### TASK REQUIREMENTS
Using the records below, locate all lines containing "водка" and return them.

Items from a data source
·····

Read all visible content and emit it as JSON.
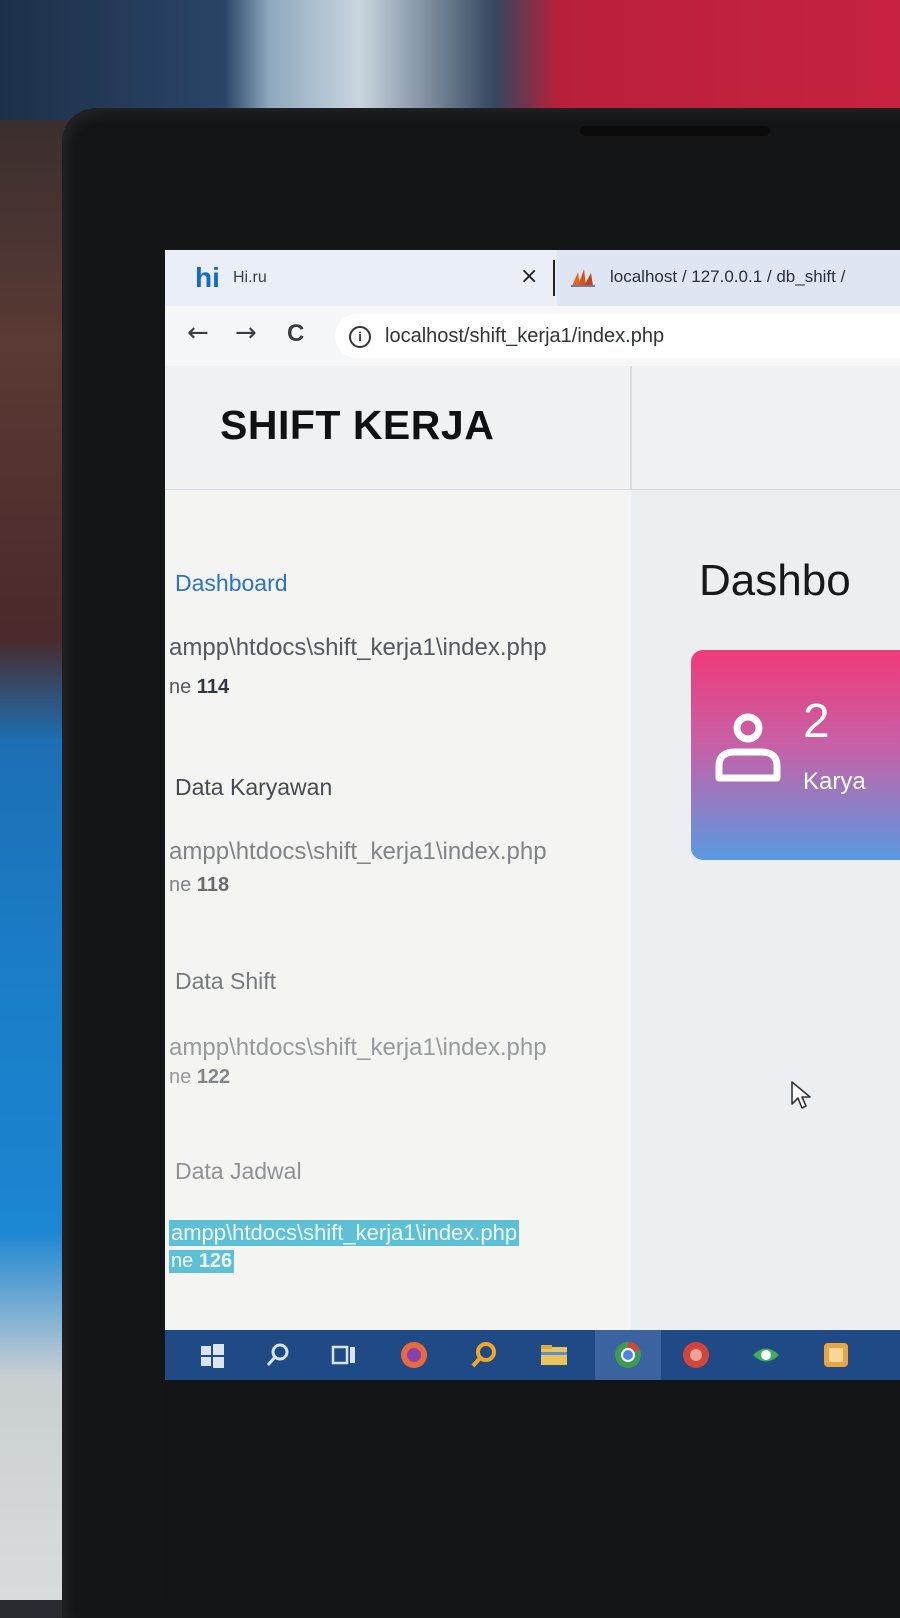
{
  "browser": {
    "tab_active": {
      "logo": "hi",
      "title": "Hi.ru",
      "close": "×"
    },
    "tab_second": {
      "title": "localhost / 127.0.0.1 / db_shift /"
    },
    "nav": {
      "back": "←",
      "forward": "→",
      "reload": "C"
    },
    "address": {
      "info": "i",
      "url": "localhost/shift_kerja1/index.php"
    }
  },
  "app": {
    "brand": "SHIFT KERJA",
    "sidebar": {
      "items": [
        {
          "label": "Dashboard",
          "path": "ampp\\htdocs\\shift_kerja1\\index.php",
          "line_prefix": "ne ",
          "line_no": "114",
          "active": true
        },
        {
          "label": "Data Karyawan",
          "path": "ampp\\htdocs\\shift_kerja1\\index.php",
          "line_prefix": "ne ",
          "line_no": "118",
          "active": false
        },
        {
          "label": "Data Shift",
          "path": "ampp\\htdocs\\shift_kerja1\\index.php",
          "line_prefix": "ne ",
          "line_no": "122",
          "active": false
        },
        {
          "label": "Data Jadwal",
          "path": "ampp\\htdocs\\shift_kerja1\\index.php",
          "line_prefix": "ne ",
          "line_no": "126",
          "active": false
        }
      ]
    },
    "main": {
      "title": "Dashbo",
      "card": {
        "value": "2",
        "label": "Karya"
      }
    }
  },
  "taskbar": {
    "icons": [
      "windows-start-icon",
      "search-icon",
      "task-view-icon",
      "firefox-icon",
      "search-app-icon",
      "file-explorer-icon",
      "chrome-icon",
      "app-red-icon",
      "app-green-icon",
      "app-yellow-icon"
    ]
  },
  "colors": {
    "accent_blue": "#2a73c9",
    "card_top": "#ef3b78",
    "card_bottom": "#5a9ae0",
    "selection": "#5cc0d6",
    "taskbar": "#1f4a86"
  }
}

·····

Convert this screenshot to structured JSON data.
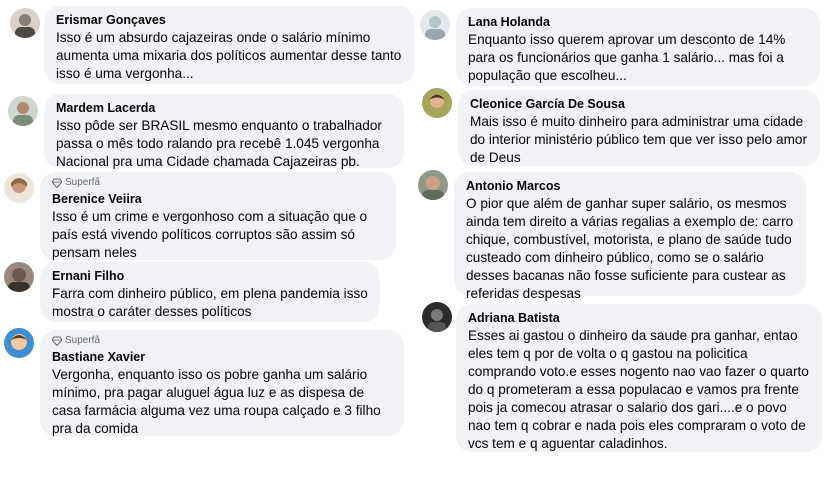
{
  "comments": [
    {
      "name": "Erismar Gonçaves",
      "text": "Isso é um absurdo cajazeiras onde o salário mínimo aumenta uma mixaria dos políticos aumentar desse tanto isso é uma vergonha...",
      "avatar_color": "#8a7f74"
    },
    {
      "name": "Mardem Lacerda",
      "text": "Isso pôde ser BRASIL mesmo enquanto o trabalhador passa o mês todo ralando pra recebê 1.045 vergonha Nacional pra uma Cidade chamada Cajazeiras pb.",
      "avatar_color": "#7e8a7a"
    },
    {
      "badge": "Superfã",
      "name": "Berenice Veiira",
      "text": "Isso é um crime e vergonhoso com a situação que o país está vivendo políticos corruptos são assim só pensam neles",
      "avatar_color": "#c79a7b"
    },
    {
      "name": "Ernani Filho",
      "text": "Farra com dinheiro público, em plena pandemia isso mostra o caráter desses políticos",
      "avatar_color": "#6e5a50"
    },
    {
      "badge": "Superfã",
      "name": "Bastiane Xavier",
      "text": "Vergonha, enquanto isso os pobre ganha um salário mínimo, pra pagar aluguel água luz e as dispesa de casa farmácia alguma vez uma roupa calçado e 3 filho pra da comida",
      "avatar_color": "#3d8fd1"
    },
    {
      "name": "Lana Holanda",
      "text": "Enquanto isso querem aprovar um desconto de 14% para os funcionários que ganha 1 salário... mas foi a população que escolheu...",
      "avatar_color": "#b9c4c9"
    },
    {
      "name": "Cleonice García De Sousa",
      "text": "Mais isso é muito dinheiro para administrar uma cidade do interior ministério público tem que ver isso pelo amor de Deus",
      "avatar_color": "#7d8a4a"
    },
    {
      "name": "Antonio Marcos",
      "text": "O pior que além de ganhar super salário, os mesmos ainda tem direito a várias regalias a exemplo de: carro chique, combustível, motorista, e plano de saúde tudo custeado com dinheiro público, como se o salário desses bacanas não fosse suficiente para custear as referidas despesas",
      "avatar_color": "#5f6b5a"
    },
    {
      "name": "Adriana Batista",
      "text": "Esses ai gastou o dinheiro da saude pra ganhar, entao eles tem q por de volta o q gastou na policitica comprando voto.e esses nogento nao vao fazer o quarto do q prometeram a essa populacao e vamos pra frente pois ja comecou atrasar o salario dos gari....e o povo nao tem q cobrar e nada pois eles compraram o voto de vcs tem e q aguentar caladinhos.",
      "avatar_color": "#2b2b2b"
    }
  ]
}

·····

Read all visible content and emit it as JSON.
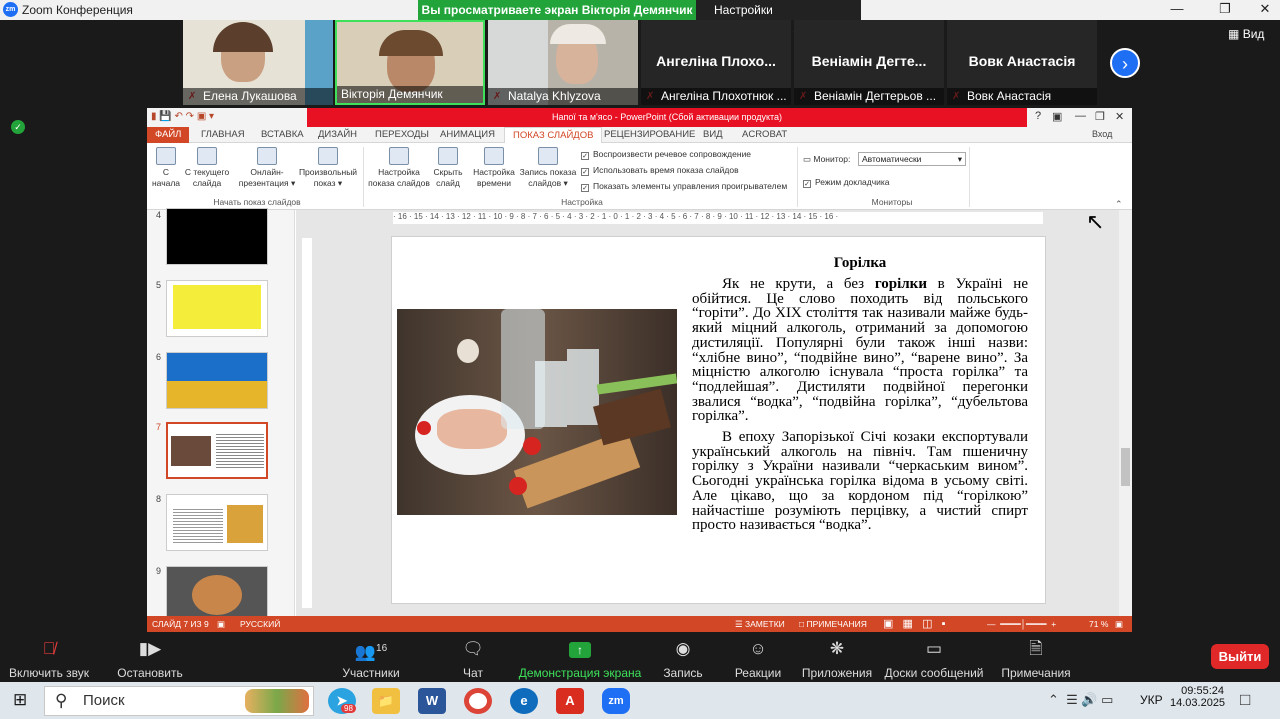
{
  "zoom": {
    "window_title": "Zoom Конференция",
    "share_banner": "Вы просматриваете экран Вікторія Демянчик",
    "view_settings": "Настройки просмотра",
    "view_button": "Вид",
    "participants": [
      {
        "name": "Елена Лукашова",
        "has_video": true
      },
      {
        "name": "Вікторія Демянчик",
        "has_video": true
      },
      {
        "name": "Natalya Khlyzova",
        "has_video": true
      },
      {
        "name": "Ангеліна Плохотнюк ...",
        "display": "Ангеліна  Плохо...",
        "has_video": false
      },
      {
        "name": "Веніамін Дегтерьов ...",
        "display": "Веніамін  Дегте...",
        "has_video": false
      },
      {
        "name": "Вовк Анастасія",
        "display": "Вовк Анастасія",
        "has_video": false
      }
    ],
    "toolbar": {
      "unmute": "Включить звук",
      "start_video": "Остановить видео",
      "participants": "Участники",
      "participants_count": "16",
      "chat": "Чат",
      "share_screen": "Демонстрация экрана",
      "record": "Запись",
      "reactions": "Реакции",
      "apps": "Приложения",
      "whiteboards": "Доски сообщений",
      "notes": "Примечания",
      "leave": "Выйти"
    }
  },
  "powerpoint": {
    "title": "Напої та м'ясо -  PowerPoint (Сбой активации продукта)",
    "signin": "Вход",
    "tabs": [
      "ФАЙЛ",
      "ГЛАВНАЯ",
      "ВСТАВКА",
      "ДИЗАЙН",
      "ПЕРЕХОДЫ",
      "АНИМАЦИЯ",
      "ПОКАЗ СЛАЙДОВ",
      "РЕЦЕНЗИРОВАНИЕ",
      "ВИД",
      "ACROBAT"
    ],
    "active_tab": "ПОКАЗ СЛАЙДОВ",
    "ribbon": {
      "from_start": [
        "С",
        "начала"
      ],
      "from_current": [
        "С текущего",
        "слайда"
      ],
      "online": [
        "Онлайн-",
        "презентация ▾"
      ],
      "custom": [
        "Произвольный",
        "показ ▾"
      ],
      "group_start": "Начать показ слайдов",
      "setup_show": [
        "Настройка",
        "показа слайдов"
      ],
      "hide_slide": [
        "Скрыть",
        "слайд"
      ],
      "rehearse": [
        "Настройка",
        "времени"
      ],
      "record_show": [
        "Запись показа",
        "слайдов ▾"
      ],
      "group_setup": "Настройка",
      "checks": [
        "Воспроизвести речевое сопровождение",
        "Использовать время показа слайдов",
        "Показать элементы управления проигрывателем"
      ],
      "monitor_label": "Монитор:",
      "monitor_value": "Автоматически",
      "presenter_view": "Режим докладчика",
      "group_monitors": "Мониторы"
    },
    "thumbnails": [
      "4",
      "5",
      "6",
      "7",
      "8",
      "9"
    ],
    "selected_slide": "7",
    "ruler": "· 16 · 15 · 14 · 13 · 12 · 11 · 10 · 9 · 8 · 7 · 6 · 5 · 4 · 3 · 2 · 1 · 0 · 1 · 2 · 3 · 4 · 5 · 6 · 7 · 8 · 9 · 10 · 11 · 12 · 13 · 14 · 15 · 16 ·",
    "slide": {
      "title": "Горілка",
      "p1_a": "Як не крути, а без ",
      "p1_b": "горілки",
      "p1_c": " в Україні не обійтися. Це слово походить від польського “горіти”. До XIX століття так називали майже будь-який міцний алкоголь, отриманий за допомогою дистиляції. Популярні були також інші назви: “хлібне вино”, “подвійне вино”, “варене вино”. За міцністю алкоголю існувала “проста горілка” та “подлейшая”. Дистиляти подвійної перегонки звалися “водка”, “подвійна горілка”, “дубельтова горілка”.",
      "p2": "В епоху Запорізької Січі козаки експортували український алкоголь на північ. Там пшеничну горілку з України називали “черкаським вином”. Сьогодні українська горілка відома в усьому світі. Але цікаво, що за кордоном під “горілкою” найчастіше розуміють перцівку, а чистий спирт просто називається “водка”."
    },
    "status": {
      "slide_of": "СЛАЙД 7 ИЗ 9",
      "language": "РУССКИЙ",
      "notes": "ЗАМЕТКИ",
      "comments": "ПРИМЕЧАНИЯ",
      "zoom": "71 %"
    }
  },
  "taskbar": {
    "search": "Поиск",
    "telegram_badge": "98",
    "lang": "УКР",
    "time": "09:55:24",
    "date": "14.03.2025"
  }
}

·····

### ANSWER TO THE EXERCISE
      "p1_c": " в Україні не обійтися. Це слово походить від польського “горіти”. До XIX століття так називали майже будь-який міцний алкоголь, отриманий за допомогою дистиляції. Популярні були також інші назви: “хлібне вино”, “подвійне вино”, “варене вино”. За міцністю алкоголю існувала “проста горілка” та “подлейшая”. Дистиляти подвійної перегонки звалися “водка”, “подвійна горілка”, “дубельтова горілка”.",
      "p2": "В епоху Запорізької Січі козаки експортували український алкоголь на північ. Там пшеничну горілку з України називали “черкаським вином”. Сьогодні українська горілка відома в усьому світі. Але цікаво, що за кордоном під “горілкою” найчастіше розуміють перцівку, а чистий спирт просто називається “водка”."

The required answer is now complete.